## TASK BRIEF
Return each line of the listing below that contains the string "Register", treating uppercase and lowercase letters as distinct.

——————————

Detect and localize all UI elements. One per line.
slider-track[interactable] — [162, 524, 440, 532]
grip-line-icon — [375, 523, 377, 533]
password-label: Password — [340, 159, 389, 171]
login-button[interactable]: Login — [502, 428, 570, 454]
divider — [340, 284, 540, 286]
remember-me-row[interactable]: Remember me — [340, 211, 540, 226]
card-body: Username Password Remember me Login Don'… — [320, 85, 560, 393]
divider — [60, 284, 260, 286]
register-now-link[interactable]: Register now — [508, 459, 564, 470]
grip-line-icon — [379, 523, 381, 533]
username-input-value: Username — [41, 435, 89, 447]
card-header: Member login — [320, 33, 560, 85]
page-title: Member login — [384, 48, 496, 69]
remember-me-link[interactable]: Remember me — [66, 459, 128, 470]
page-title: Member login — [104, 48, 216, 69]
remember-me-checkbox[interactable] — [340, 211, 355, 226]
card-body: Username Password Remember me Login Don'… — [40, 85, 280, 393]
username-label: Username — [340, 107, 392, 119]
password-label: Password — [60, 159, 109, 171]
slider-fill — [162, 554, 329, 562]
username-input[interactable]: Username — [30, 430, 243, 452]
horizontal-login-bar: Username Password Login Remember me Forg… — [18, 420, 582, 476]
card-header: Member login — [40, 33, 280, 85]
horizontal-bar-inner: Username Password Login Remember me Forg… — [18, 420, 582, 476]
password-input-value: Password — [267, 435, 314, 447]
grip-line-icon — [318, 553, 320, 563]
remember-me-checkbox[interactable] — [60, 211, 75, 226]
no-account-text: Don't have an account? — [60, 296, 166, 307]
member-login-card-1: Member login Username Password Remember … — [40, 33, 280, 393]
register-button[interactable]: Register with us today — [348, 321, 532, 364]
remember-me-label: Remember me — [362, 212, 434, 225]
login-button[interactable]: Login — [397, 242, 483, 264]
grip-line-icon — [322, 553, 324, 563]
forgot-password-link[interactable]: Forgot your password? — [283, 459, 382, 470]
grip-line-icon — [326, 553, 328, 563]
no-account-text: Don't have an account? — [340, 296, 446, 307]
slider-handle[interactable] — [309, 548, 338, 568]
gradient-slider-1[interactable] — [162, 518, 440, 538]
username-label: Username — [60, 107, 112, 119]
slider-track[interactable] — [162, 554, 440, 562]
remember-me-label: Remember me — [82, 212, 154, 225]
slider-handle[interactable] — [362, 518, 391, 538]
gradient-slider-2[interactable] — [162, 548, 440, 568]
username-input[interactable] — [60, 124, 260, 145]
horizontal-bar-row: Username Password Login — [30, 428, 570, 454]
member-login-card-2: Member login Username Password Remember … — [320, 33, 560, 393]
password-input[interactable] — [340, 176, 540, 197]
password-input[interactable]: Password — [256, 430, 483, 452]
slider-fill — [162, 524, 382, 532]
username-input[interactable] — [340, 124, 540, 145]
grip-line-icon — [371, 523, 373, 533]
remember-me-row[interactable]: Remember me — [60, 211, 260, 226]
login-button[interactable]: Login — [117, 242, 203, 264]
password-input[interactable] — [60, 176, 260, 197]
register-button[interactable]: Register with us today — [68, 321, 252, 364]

——————————

## ANSWER FOR THE TASK
register-now-link[interactable]: Register now — [508, 459, 564, 470]
register-button[interactable]: Register with us today — [348, 321, 532, 364]
register-button[interactable]: Register with us today — [68, 321, 252, 364]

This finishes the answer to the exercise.